- _THE REQUEST_: Could you extract every entry below and reproduce it exactly?

- _TASK INPUT_:
▼

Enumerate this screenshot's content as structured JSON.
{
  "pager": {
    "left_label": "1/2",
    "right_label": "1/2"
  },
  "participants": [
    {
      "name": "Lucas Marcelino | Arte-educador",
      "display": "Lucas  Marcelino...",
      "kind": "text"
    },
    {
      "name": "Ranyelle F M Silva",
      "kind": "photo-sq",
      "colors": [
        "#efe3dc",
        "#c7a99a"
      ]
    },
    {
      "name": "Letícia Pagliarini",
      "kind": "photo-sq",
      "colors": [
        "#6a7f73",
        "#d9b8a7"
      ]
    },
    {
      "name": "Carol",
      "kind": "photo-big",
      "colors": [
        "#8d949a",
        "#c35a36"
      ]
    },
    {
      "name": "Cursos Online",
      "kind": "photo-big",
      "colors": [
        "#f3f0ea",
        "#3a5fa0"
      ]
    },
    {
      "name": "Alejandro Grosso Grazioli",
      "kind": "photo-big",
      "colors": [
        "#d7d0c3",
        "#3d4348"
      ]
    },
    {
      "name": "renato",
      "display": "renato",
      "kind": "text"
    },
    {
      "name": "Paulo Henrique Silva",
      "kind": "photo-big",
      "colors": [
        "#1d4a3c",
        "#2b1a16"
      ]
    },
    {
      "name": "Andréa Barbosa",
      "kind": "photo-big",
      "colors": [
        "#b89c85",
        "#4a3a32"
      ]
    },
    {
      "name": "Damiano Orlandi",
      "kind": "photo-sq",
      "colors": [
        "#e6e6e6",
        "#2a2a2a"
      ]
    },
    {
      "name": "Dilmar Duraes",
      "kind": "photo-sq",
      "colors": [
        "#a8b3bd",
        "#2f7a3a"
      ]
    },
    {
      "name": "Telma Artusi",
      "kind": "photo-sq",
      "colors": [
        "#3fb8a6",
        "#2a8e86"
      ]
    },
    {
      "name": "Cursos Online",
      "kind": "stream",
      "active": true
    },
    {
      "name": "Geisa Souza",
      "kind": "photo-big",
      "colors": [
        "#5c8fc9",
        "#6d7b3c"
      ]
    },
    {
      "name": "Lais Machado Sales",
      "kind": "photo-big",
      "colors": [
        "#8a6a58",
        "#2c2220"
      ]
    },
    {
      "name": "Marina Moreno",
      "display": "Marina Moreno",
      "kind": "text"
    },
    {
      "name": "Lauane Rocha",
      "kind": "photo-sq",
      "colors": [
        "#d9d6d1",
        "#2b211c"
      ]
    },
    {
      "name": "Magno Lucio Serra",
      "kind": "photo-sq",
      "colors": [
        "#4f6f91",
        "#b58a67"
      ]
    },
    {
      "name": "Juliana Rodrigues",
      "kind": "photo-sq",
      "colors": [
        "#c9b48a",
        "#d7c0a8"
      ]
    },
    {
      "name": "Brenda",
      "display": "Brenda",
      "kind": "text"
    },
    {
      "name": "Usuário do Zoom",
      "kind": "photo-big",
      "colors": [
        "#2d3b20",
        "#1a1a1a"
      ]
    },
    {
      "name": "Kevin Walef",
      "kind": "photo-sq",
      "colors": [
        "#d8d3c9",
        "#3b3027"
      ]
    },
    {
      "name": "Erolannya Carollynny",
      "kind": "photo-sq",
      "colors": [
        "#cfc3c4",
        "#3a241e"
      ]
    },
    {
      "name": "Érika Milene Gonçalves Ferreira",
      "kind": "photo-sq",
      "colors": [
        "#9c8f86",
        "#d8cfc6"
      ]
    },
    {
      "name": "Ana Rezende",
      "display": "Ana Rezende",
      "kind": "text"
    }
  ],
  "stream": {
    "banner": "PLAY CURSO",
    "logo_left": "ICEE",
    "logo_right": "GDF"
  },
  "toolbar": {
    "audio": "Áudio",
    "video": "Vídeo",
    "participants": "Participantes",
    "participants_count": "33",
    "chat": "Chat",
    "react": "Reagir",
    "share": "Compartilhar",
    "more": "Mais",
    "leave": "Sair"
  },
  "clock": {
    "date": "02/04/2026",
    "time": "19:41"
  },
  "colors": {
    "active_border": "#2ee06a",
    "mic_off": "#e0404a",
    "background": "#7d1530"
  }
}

▲

- _WRITTEN ANSWER_:
Enumerate this screenshot's content as structured JSON.
{
  "pager": {
    "left_label": "1/2",
    "right_label": "1/2"
  },
  "participants": [
    {
      "name": "Lucas Marcelino | Arte-educador",
      "display": "Lucas  Marcelino...",
      "kind": "text"
    },
    {
      "name": "Ranyelle F M Silva",
      "kind": "photo-sq",
      "colors": [
        "#efe3dc",
        "#c7a99a"
      ]
    },
    {
      "name": "Letícia Pagliarini",
      "kind": "photo-sq",
      "colors": [
        "#6a7f73",
        "#d9b8a7"
      ]
    },
    {
      "name": "Carol",
      "kind": "photo-big",
      "colors": [
        "#8d949a",
        "#c35a36"
      ]
    },
    {
      "name": "Cursos Online",
      "kind": "photo-big",
      "colors": [
        "#f3f0ea",
        "#3a5fa0"
      ]
    },
    {
      "name": "Alejandro Grosso Grazioli",
      "kind": "photo-big",
      "colors": [
        "#d7d0c3",
        "#3d4348"
      ]
    },
    {
      "name": "renato",
      "display": "renato",
      "kind": "text"
    },
    {
      "name": "Paulo Henrique Silva",
      "kind": "photo-big",
      "colors": [
        "#1d4a3c",
        "#2b1a16"
      ]
    },
    {
      "name": "Andréa Barbosa",
      "kind": "photo-big",
      "colors": [
        "#b89c85",
        "#4a3a32"
      ]
    },
    {
      "name": "Damiano Orlandi",
      "kind": "photo-sq",
      "colors": [
        "#e6e6e6",
        "#2a2a2a"
      ]
    },
    {
      "name": "Dilmar Duraes",
      "kind": "photo-sq",
      "colors": [
        "#a8b3bd",
        "#2f7a3a"
      ]
    },
    {
      "name": "Telma Artusi",
      "kind": "photo-sq",
      "colors": [
        "#3fb8a6",
        "#2a8e86"
      ]
    },
    {
      "name": "Cursos Online",
      "kind": "stream",
      "active": true
    },
    {
      "name": "Geisa Souza",
      "kind": "photo-big",
      "colors": [
        "#5c8fc9",
        "#6d7b3c"
      ]
    },
    {
      "name": "Lais Machado Sales",
      "kind": "photo-big",
      "colors": [
        "#8a6a58",
        "#2c2220"
      ]
    },
    {
      "name": "Marina Moreno",
      "display": "Marina Moreno",
      "kind": "text"
    },
    {
      "name": "Lauane Rocha",
      "kind": "photo-sq",
      "colors": [
        "#d9d6d1",
        "#2b211c"
      ]
    },
    {
      "name": "Magno Lucio Serra",
      "kind": "photo-sq",
      "colors": [
        "#4f6f91",
        "#b58a67"
      ]
    },
    {
      "name": "Juliana Rodrigues",
      "kind": "photo-sq",
      "colors": [
        "#c9b48a",
        "#d7c0a8"
      ]
    },
    {
      "name": "Brenda",
      "display": "Brenda",
      "kind": "text"
    },
    {
      "name": "Usuário do Zoom",
      "kind": "photo-big",
      "colors": [
        "#2d3b20",
        "#1a1a1a"
      ]
    },
    {
      "name": "Kevin Walef",
      "kind": "photo-sq",
      "colors": [
        "#d8d3c9",
        "#3b3027"
      ]
    },
    {
      "name": "Erolannya Carollynny",
      "kind": "photo-sq",
      "colors": [
        "#cfc3c4",
        "#3a241e"
      ]
    },
    {
      "name": "Érika Milene Gonçalves Ferreira",
      "kind": "photo-sq",
      "colors": [
        "#9c8f86",
        "#d8cfc6"
      ]
    },
    {
      "name": "Ana Rezende",
      "display": "Ana Rezende",
      "kind": "text"
    }
  ],
  "stream": {
    "banner": "PLAY CURSO",
    "logo_left": "ICEE",
    "logo_right": "GDF"
  },
  "toolbar": {
    "audio": "Áudio",
    "video": "Vídeo",
    "participants": "Participantes",
    "participants_count": "33",
    "chat": "Chat",
    "react": "Reagir",
    "share": "Compartilhar",
    "more": "Mais",
    "leave": "Sair"
  },
  "clock": {
    "date": "02/04/2026",
    "time": "19:41"
  },
  "colors": {
    "active_border": "#2ee06a",
    "mic_off": "#e0404a",
    "background": "#7d1530"
  }
}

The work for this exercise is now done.